§ Written exercise: Copy out all the lines where "JSON" shows up.

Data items
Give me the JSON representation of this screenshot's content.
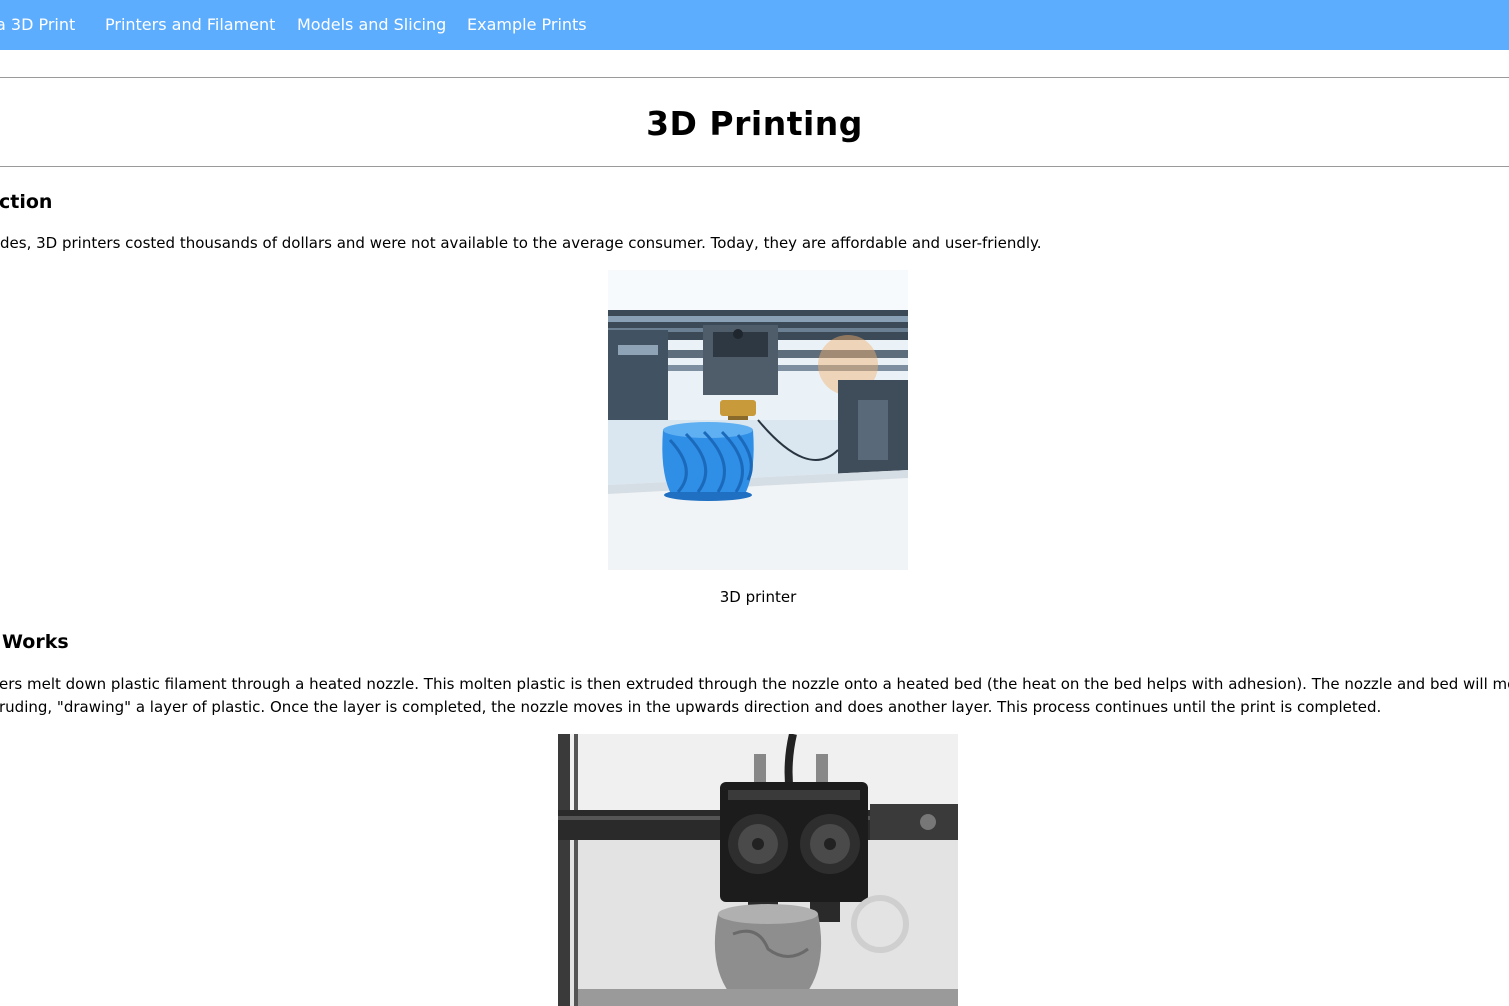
{
  "nav": {
    "items": [
      {
        "label": "a 3D Print"
      },
      {
        "label": "Printers and Filament"
      },
      {
        "label": "Models and Slicing"
      },
      {
        "label": "Example Prints"
      }
    ]
  },
  "page": {
    "title": "3D Printing"
  },
  "sections": {
    "intro": {
      "heading": "ction",
      "text": "des, 3D printers costed thousands of dollars and were not available to the average consumer. Today, they are affordable and user-friendly.",
      "image_caption": "3D printer"
    },
    "works": {
      "heading": "Works",
      "text_line1": "ers melt down plastic filament through a heated nozzle. This molten plastic is then extruded through the nozzle onto a heated bed (the heat on the bed helps with adhesion). The nozzle and bed will move",
      "text_line2": "ruding, \"drawing\" a layer of plastic. Once the layer is completed, the nozzle moves in the upwards direction and does another layer. This process continues until the print is completed."
    }
  },
  "colors": {
    "navbar": "#5dadff",
    "nav_text": "#ffffff",
    "rule": "#9a9a9a",
    "vase": "#2f8ee6"
  }
}
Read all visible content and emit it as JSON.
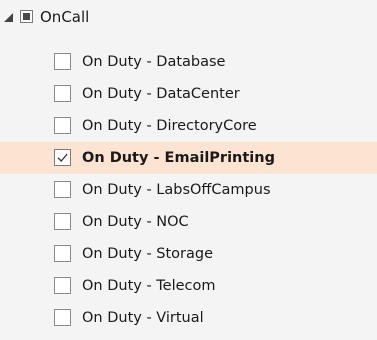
{
  "group": {
    "label": "OnCall",
    "state": "partial"
  },
  "items": [
    {
      "label": "On Duty - Database",
      "checked": false
    },
    {
      "label": "On Duty - DataCenter",
      "checked": false
    },
    {
      "label": "On Duty - DirectoryCore",
      "checked": false
    },
    {
      "label": "On Duty - EmailPrinting",
      "checked": true
    },
    {
      "label": "On Duty - LabsOffCampus",
      "checked": false
    },
    {
      "label": "On Duty - NOC",
      "checked": false
    },
    {
      "label": "On Duty - Storage",
      "checked": false
    },
    {
      "label": "On Duty - Telecom",
      "checked": false
    },
    {
      "label": "On Duty - Virtual",
      "checked": false
    }
  ],
  "colors": {
    "panel_background": "#f4f4f4",
    "selected_row": "#fde3d2",
    "checkbox_border": "#8a8a8a"
  },
  "icons": {
    "expander": "expanded-triangle-icon",
    "group_state": "partial-checkbox-icon",
    "item_check": "checkmark-icon"
  }
}
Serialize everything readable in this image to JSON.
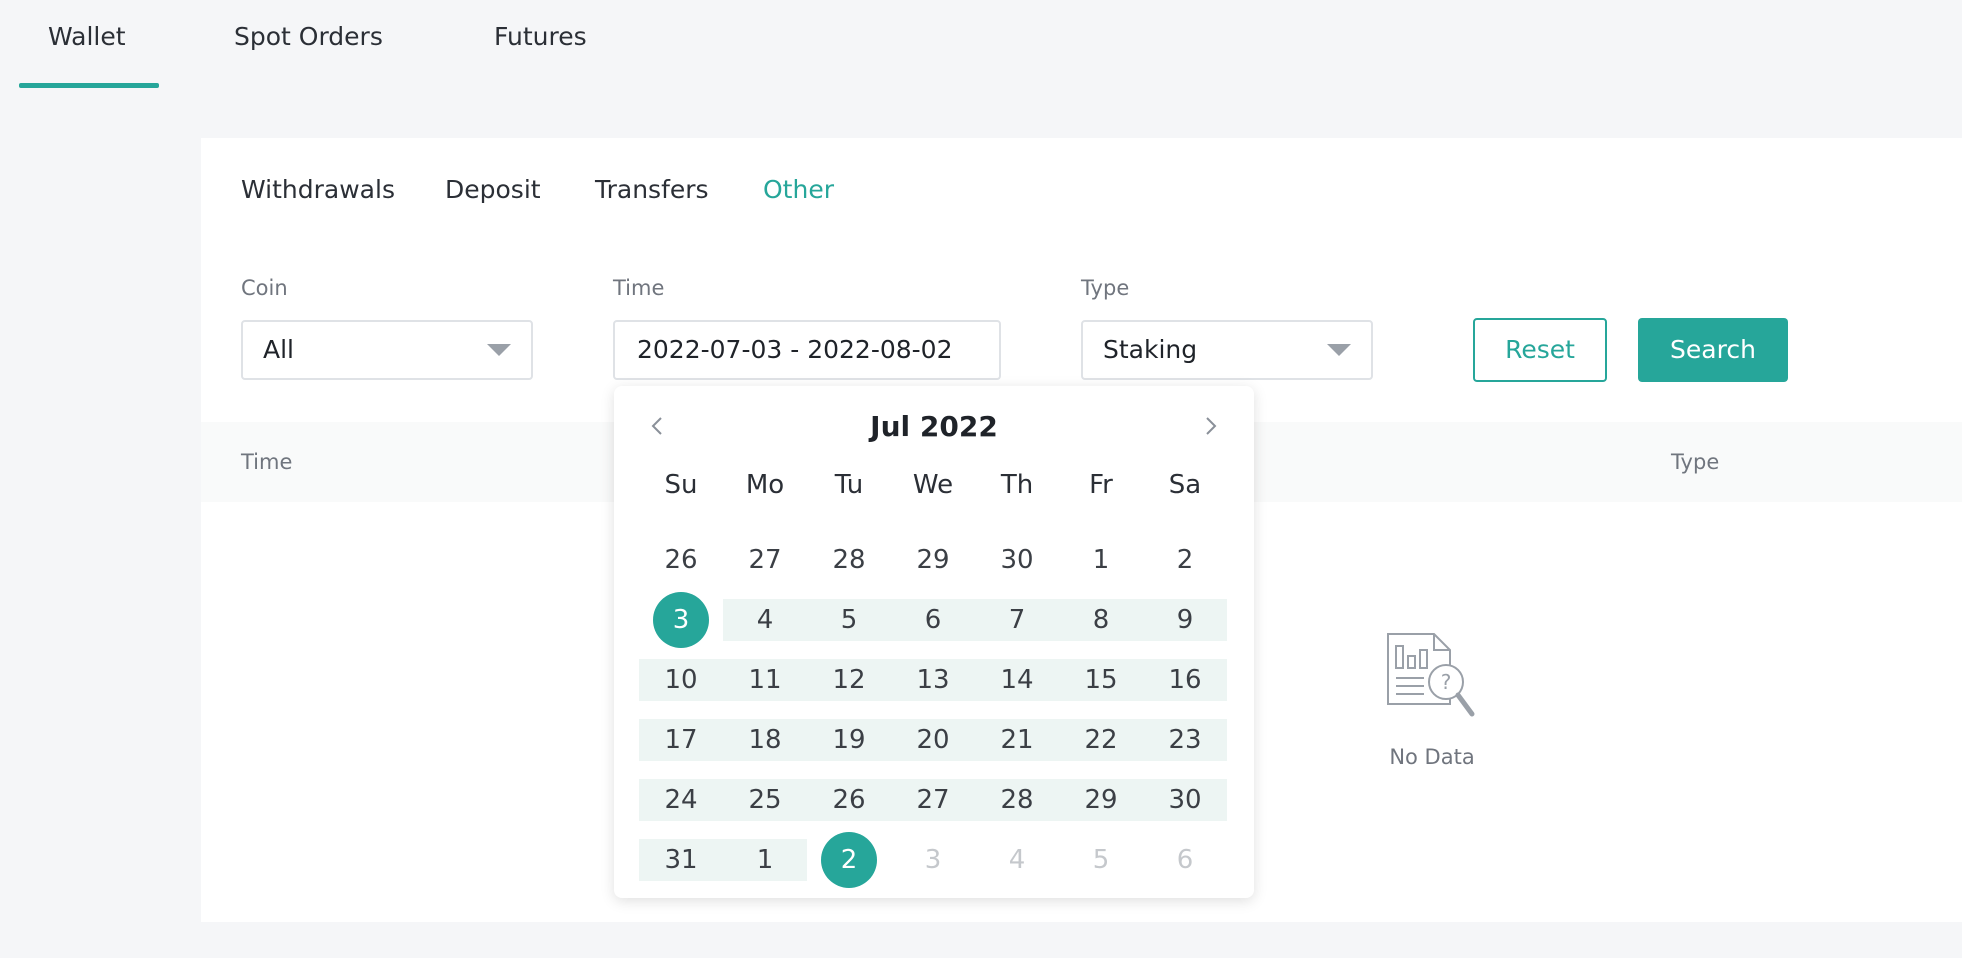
{
  "top_tabs": [
    "Wallet",
    "Spot Orders",
    "Futures"
  ],
  "sub_tabs": [
    "Withdrawals",
    "Deposit",
    "Transfers",
    "Other"
  ],
  "filters": {
    "coin_label": "Coin",
    "coin_value": "All",
    "time_label": "Time",
    "time_value": "2022-07-03 - 2022-08-02",
    "type_label": "Type",
    "type_value": "Staking",
    "reset_label": "Reset",
    "search_label": "Search"
  },
  "table": {
    "col_time": "Time",
    "col_type": "Type",
    "empty_text": "No Data"
  },
  "calendar": {
    "month_title": "Jul 2022",
    "weekdays": [
      "Su",
      "Mo",
      "Tu",
      "We",
      "Th",
      "Fr",
      "Sa"
    ],
    "weeks": [
      [
        "26",
        "27",
        "28",
        "29",
        "30",
        "1",
        "2"
      ],
      [
        "3",
        "4",
        "5",
        "6",
        "7",
        "8",
        "9"
      ],
      [
        "10",
        "11",
        "12",
        "13",
        "14",
        "15",
        "16"
      ],
      [
        "17",
        "18",
        "19",
        "20",
        "21",
        "22",
        "23"
      ],
      [
        "24",
        "25",
        "26",
        "27",
        "28",
        "29",
        "30"
      ],
      [
        "31",
        "1",
        "2",
        "3",
        "4",
        "5",
        "6"
      ]
    ],
    "range_start": "2022-07-03",
    "range_end": "2022-08-02"
  },
  "colors": {
    "accent": "#26a69a",
    "range_bg": "#edf5f3"
  }
}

§ Result for this exercise:
Give me the JSON representation of this screenshot's content.
Read all visible content and emit it as JSON.
Serialize everything readable in this image to JSON.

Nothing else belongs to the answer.